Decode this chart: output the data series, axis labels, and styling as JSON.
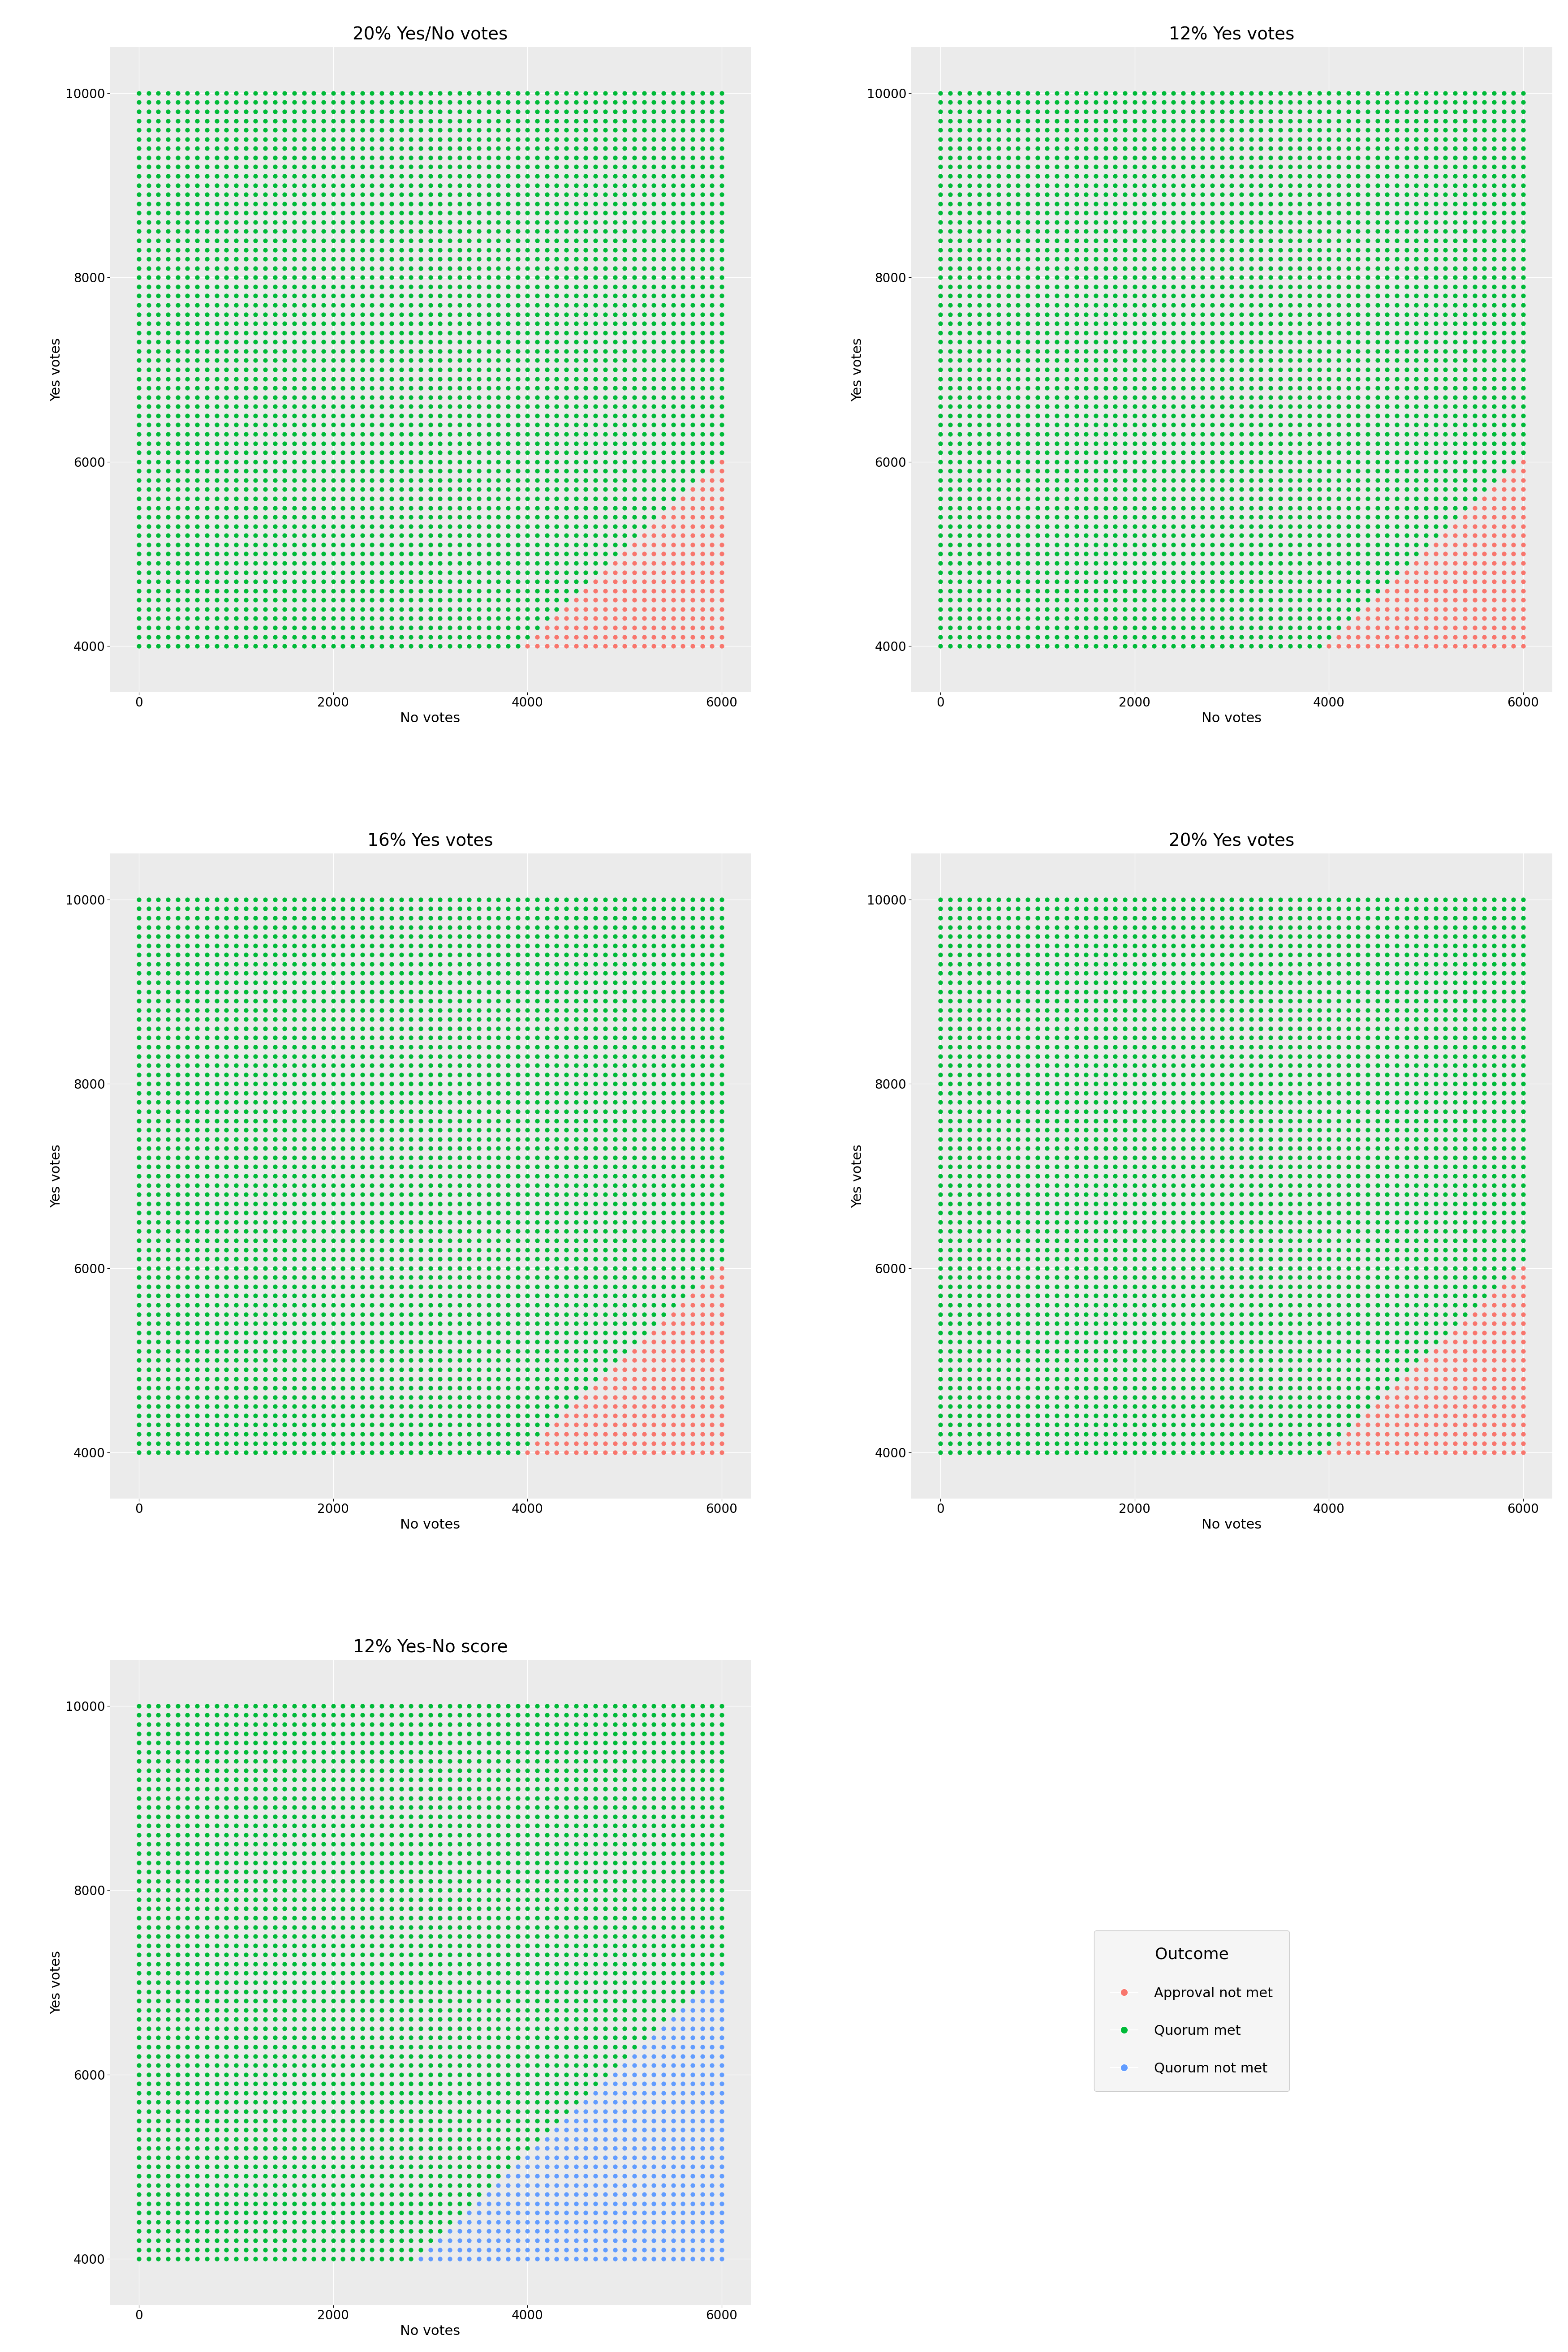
{
  "titles": [
    "20% Yes/No votes",
    "12% Yes votes",
    "16% Yes votes",
    "20% Yes votes",
    "12% Yes-No score"
  ],
  "total_tokens": 10000,
  "quorum_rules": [
    {
      "type": "yes_no_pct",
      "threshold": 0.2
    },
    {
      "type": "yes_pct",
      "threshold": 0.12
    },
    {
      "type": "yes_pct",
      "threshold": 0.16
    },
    {
      "type": "yes_pct",
      "threshold": 0.2
    },
    {
      "type": "yes_no_diff_pct",
      "threshold": 0.12
    }
  ],
  "x_range": [
    0,
    6000
  ],
  "y_range": [
    4000,
    10000
  ],
  "x_step": 100,
  "y_step": 100,
  "colors": {
    "approval_not_met": "#F8766D",
    "quorum_met": "#00BA38",
    "quorum_not_met": "#619CFF"
  },
  "xlabel": "No votes",
  "ylabel": "Yes votes",
  "legend_title": "Outcome",
  "legend_labels": [
    "Approval not met",
    "Quorum met",
    "Quorum not met"
  ],
  "background_color": "#FFFFFF",
  "panel_background": "#EBEBEB",
  "grid_color": "#FFFFFF",
  "dot_size": 55,
  "dot_alpha": 1.0,
  "title_fontsize": 28,
  "label_fontsize": 22,
  "tick_fontsize": 20,
  "legend_fontsize": 22,
  "legend_title_fontsize": 26
}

•••••

Which lines contain the word "FFFFFF"? Return each of them.

  "background_color": "#FFFFFF",
  "grid_color": "#FFFFFF",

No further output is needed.